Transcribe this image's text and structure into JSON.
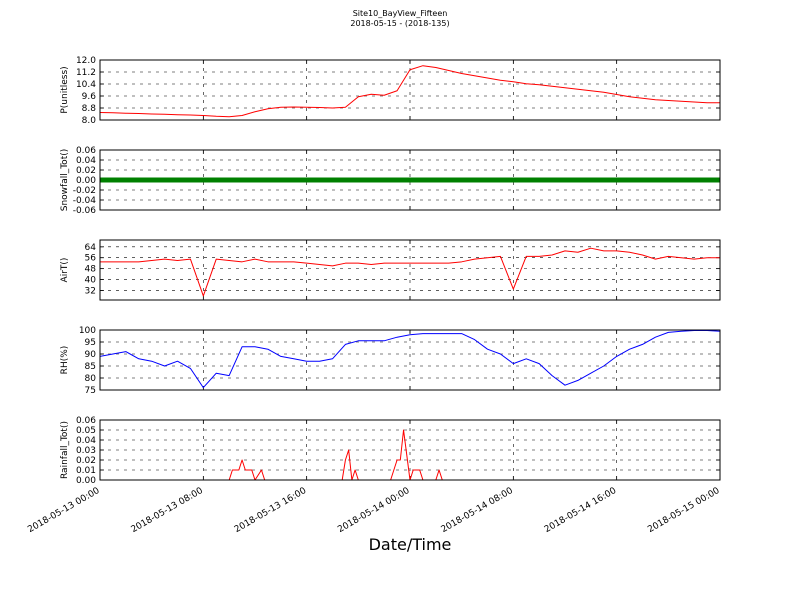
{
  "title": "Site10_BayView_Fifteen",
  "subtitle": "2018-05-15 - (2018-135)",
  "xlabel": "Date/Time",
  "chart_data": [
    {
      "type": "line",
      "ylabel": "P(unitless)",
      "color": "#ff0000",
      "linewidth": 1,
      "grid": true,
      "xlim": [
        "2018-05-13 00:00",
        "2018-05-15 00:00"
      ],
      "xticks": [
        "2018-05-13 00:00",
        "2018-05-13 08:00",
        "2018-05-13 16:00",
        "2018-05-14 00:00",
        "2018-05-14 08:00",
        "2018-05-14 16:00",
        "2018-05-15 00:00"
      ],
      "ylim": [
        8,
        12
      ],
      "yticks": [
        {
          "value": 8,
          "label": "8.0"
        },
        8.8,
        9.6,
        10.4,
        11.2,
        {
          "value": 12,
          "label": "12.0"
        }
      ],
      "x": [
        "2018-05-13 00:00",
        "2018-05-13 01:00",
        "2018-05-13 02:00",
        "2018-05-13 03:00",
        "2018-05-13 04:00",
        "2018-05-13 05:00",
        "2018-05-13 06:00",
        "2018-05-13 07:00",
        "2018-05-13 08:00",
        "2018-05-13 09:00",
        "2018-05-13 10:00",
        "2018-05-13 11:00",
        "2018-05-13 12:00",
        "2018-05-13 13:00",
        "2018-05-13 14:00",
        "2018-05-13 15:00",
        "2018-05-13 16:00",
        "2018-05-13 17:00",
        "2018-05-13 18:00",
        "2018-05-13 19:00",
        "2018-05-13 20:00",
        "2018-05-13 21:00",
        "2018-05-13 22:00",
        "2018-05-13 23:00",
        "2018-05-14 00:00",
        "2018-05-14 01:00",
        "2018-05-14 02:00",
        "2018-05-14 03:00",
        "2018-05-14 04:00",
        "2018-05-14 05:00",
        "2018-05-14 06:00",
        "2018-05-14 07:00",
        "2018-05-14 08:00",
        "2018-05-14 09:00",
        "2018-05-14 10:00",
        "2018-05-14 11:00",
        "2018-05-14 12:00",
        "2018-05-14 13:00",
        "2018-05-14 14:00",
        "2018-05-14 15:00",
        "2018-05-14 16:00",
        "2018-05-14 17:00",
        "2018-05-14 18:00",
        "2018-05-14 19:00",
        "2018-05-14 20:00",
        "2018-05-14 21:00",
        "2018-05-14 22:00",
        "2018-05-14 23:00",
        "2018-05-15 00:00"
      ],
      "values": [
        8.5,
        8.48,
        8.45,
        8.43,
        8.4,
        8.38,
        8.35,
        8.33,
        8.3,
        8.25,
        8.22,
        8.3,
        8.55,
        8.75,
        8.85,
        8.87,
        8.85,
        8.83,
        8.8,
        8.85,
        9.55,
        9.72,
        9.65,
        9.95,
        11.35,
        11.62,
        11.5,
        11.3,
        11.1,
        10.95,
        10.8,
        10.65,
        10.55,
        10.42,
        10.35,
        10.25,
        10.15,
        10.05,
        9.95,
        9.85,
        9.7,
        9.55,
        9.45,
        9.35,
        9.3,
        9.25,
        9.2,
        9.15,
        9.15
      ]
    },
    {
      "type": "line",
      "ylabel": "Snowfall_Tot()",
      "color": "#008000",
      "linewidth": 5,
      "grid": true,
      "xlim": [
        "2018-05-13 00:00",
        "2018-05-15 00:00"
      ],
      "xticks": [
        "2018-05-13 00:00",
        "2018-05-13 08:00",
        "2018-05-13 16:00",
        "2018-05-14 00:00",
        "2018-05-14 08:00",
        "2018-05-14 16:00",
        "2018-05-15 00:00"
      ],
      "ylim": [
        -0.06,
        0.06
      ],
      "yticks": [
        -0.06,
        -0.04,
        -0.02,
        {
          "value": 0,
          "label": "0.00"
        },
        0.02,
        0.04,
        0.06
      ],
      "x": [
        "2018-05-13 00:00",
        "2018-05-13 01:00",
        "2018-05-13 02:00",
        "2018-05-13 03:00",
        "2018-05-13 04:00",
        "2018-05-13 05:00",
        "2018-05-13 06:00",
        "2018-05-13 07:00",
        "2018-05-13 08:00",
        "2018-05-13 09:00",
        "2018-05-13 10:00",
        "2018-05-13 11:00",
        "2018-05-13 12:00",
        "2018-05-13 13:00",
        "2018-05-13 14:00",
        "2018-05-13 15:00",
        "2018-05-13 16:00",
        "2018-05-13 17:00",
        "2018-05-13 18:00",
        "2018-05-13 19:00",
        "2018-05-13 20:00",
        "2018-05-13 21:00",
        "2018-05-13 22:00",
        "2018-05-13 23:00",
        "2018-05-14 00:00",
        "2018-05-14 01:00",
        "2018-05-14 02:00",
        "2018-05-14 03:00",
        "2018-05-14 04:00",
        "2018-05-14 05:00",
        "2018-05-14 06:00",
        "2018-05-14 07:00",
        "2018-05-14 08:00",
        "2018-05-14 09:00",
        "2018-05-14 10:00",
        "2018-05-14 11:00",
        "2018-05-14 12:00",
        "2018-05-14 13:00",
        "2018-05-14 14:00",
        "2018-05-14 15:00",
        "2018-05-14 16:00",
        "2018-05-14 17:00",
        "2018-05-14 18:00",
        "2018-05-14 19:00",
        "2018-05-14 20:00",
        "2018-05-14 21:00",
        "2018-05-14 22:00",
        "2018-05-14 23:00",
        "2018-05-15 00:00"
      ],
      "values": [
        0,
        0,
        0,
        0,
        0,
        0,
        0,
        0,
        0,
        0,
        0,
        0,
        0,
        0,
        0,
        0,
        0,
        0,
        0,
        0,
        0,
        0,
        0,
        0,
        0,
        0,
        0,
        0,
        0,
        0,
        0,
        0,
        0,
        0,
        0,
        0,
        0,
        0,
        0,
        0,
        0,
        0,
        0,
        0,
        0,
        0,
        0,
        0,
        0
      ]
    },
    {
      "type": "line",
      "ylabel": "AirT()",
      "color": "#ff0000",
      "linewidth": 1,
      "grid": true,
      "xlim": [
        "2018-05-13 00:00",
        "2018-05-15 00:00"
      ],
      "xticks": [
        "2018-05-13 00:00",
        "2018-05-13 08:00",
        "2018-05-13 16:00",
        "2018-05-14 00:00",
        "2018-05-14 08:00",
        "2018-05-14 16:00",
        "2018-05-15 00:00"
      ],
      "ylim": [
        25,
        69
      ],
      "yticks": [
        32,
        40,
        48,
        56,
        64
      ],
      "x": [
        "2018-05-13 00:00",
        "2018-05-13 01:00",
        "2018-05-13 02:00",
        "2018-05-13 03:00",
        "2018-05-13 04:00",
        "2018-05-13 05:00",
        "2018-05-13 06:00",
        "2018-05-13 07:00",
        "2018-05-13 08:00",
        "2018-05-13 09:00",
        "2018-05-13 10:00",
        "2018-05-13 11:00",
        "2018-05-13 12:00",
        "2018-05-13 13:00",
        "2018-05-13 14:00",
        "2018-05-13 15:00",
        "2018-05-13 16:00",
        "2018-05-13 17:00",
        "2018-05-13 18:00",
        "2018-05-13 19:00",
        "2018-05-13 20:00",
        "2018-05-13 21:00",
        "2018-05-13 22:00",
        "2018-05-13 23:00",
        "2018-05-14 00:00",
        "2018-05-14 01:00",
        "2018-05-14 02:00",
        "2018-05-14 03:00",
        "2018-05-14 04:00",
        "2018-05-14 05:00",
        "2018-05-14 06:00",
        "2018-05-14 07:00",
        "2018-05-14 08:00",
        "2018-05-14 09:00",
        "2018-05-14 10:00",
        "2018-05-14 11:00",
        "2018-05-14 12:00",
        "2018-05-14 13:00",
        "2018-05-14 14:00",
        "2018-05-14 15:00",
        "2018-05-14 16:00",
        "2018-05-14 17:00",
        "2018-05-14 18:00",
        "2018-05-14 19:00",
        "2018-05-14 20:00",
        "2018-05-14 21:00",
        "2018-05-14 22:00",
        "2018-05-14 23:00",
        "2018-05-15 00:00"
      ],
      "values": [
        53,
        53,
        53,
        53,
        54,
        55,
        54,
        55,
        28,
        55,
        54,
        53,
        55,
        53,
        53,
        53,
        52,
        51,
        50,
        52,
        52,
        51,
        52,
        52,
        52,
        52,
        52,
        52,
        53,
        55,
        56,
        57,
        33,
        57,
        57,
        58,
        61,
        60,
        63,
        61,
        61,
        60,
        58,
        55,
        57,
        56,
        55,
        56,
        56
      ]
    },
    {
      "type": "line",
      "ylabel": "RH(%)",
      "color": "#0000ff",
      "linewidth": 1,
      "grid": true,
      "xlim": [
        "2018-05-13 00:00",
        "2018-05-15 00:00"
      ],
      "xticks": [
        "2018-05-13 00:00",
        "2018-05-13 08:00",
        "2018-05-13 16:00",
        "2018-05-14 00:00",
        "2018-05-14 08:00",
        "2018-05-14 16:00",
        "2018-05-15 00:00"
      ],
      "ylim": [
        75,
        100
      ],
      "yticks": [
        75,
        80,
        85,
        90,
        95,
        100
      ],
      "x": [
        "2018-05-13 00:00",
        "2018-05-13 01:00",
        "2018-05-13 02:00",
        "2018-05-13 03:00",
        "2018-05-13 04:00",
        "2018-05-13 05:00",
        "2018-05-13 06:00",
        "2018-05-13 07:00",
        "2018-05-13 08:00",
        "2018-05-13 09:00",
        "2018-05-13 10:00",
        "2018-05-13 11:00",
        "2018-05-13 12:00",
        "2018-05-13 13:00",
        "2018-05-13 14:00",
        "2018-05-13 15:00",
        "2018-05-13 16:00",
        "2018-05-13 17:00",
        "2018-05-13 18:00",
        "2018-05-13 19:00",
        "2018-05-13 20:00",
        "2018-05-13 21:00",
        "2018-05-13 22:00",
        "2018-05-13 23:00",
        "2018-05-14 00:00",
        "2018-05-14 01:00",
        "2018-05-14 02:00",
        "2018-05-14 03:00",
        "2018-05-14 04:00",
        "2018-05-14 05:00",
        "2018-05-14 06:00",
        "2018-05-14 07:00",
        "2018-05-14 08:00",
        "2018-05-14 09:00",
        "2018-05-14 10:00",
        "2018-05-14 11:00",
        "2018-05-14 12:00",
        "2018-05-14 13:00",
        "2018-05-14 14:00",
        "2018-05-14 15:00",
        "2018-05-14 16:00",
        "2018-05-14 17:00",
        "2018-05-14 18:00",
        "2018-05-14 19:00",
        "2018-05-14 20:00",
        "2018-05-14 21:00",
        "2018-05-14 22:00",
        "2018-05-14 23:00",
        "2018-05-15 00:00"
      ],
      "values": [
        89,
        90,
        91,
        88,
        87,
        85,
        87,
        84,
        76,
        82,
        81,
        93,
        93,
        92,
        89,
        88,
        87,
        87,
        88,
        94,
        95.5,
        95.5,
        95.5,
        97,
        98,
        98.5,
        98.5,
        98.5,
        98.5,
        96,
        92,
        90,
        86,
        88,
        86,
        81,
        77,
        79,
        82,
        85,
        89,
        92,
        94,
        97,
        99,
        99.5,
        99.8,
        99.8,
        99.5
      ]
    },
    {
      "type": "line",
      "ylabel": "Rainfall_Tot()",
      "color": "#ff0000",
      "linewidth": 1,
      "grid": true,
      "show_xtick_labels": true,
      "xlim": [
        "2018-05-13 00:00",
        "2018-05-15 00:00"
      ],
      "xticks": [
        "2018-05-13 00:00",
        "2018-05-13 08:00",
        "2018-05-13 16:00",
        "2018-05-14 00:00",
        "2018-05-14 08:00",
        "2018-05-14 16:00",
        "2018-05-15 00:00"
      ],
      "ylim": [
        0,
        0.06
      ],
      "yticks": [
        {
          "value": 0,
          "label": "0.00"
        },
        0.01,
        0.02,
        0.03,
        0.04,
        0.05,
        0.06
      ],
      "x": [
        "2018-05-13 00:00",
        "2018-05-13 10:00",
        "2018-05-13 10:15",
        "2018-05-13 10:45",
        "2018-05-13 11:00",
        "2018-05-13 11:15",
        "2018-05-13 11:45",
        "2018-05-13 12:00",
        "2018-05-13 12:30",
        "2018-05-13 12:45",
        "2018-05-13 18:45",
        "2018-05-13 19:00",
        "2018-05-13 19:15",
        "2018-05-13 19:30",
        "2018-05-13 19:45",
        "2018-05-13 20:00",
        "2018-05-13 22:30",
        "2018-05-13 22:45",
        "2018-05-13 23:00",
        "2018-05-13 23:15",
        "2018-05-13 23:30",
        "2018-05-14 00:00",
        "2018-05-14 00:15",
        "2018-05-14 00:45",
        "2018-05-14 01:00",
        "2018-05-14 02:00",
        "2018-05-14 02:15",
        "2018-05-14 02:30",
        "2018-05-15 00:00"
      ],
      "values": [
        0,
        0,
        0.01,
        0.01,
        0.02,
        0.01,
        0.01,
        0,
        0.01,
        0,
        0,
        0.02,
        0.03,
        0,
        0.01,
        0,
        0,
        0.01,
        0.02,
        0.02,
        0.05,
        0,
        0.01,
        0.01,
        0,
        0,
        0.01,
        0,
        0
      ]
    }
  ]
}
------
= EXERCISE GOAL =
Going through the entries above line by line, work out how many lines include the word "ylabel". Only the number is required.

= RESPONSE TO THIS TASK =
5